▶ Set problem:
Go through the lines below. Copy those with "this".

▶ Records shown:
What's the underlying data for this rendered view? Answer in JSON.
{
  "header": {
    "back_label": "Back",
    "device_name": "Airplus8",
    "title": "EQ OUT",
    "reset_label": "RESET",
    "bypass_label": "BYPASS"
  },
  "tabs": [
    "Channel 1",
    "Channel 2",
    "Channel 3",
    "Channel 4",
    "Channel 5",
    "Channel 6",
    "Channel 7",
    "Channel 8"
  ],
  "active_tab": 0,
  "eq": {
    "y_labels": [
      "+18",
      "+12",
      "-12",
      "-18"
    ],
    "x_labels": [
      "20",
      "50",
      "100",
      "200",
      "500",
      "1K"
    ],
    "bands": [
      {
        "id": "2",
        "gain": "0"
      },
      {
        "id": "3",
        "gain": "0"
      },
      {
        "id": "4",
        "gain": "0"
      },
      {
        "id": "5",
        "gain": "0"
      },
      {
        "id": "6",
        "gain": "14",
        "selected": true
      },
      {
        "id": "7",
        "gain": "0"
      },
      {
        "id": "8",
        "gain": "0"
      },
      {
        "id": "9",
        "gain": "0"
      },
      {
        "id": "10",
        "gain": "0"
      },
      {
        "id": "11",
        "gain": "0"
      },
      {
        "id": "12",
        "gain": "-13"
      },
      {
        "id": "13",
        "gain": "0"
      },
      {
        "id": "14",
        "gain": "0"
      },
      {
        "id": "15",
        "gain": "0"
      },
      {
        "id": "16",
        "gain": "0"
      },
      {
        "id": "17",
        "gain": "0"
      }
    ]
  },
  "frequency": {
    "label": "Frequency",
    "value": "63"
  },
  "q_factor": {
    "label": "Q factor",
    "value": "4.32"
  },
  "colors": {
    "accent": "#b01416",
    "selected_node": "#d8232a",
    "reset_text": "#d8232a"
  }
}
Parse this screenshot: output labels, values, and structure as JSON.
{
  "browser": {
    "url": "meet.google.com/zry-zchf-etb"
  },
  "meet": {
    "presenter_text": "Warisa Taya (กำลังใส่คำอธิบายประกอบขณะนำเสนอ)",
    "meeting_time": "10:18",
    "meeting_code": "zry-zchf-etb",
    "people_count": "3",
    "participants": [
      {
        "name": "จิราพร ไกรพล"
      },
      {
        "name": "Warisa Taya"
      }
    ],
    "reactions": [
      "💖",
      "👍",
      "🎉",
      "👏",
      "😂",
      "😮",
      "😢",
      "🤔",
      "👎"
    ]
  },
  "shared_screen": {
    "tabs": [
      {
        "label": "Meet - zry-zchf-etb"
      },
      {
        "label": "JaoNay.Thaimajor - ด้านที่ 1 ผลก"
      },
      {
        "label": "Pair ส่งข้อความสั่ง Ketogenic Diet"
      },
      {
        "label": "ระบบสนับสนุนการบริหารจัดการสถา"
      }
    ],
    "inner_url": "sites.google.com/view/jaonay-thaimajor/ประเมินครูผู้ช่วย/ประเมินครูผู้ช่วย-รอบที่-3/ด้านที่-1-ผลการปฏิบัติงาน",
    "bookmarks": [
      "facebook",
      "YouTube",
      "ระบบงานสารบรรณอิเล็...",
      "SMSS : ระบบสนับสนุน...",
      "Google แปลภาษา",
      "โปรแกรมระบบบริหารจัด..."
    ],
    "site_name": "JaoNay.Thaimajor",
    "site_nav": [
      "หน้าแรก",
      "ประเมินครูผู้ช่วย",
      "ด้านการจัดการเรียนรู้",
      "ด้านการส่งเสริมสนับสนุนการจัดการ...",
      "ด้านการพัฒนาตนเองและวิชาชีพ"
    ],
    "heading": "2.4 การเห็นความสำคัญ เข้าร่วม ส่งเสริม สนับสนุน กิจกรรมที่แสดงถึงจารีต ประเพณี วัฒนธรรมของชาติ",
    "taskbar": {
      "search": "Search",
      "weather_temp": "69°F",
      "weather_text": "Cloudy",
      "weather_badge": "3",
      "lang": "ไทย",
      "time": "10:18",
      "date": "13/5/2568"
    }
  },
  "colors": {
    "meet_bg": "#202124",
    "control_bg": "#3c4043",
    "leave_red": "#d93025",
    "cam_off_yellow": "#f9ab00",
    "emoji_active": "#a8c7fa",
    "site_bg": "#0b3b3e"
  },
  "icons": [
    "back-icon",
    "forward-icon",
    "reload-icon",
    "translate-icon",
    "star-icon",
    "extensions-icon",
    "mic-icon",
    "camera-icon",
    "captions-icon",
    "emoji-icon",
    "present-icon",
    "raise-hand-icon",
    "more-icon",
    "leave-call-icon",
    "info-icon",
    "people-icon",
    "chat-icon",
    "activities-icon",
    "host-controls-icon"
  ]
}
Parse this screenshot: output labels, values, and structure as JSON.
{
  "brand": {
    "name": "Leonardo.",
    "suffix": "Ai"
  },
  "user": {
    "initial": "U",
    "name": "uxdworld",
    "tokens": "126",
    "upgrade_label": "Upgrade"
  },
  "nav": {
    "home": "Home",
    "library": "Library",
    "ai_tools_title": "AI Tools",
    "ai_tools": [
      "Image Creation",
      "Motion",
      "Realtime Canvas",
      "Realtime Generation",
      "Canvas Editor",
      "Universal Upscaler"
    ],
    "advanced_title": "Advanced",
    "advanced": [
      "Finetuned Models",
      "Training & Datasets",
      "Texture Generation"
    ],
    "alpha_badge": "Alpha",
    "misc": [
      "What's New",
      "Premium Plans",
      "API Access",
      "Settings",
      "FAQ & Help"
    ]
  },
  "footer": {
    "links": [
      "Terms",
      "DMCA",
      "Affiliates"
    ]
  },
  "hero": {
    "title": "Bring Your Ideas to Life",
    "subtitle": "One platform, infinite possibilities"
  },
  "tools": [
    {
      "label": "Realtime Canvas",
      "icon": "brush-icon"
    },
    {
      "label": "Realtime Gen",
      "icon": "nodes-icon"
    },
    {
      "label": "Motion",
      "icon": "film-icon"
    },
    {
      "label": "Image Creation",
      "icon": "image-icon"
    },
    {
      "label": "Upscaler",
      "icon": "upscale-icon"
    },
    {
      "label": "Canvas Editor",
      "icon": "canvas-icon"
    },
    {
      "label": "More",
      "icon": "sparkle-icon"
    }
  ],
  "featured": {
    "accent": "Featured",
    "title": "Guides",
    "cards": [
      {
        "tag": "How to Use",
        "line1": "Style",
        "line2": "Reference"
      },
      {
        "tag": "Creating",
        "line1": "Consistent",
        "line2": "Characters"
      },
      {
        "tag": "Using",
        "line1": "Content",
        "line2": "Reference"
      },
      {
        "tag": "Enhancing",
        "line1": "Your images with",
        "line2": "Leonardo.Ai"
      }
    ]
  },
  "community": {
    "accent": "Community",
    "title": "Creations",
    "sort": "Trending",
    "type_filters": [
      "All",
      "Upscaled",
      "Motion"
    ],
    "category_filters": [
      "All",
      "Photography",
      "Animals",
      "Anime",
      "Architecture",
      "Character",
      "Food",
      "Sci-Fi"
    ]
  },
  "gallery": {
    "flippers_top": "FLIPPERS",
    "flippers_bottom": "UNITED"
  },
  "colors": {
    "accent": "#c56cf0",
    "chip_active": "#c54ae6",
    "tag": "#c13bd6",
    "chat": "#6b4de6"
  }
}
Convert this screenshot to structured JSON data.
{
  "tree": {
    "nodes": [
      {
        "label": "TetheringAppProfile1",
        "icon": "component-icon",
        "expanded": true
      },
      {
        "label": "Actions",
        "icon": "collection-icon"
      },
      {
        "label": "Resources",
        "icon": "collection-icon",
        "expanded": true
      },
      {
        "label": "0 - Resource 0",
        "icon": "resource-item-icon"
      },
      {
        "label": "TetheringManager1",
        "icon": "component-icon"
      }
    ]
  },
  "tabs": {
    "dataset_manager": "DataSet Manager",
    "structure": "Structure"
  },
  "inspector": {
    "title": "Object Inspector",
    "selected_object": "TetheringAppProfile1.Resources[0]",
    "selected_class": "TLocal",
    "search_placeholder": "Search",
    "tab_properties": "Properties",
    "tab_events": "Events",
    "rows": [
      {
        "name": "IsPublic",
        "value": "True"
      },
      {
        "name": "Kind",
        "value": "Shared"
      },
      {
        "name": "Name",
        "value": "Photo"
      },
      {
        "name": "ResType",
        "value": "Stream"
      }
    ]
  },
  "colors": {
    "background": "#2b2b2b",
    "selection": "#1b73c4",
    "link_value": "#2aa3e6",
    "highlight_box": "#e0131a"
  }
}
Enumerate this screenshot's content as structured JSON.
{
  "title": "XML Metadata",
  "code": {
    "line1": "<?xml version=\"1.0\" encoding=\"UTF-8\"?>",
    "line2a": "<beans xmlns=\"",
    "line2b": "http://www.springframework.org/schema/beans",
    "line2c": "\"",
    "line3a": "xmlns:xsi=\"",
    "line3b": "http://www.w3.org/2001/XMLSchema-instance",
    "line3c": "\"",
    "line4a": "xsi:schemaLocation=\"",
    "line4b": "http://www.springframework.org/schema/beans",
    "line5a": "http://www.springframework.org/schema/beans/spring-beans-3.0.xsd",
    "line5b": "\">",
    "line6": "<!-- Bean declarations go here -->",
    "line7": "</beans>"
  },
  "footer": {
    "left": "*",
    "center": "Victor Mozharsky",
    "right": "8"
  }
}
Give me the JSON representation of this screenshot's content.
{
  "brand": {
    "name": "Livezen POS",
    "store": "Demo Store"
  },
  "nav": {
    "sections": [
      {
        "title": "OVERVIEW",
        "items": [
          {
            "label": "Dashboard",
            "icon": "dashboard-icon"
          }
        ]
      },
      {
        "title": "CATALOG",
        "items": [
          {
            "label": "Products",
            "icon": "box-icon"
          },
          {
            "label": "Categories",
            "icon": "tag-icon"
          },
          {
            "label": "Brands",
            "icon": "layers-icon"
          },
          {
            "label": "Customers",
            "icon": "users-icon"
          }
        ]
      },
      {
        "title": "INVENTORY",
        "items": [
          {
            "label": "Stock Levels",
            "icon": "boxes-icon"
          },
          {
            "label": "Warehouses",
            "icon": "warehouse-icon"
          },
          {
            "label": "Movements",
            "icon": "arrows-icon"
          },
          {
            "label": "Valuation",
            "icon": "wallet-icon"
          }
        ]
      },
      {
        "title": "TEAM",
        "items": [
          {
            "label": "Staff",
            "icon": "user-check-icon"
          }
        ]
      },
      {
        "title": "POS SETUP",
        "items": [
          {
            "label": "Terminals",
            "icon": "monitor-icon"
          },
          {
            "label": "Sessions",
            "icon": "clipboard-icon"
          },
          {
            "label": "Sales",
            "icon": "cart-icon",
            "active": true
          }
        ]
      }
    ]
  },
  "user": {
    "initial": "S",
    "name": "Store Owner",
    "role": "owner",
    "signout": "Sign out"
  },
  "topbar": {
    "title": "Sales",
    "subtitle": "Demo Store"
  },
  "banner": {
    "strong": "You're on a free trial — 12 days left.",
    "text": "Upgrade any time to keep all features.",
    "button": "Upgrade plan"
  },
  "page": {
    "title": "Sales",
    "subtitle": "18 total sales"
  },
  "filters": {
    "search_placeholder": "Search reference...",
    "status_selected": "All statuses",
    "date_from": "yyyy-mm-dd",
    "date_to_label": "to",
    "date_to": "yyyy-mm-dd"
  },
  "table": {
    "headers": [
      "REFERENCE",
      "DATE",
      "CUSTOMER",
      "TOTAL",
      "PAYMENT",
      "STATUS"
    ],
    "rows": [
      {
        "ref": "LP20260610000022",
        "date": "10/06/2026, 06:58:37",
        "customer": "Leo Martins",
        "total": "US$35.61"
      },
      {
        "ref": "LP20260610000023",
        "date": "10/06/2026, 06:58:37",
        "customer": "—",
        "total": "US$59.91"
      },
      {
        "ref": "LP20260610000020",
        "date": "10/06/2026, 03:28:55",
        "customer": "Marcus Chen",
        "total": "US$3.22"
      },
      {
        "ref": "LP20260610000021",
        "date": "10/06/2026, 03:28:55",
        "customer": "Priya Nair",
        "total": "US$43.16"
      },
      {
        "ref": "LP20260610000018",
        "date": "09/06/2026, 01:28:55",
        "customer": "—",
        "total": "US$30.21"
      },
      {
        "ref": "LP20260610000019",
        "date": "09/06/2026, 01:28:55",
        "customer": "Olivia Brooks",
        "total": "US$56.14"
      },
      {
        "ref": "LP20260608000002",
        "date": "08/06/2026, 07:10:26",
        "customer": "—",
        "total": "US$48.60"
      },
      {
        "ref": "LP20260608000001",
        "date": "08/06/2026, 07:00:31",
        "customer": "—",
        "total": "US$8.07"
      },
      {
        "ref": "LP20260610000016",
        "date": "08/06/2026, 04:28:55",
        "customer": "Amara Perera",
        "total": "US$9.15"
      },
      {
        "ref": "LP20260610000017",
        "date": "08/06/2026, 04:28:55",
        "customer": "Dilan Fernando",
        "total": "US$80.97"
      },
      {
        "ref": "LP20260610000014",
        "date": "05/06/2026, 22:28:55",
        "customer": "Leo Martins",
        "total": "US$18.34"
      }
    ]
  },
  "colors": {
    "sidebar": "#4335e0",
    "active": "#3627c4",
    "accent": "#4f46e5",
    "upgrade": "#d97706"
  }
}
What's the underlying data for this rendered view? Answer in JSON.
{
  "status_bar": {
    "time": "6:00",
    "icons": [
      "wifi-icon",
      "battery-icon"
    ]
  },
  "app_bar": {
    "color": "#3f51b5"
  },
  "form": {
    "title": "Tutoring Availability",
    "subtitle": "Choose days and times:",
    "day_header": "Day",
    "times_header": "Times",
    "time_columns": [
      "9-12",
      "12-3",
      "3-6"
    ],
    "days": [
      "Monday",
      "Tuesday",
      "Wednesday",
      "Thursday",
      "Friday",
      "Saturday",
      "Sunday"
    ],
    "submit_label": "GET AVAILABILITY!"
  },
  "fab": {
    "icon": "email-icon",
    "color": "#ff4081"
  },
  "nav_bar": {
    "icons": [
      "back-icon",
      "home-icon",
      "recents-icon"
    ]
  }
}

▶ Complete answer:
What's the underlying data for this rendered view? Answer in JSON.
Parse this screenshot: output labels, values, and structure as JSON.
Parse this screenshot: output labels, values, and structure as JSON.
Convert this screenshot to structured JSON data.
Enumerate this screenshot's content as structured JSON.
Give me the JSON representation of this screenshot's content.
What's the underlying data for this rendered view? Answer in JSON.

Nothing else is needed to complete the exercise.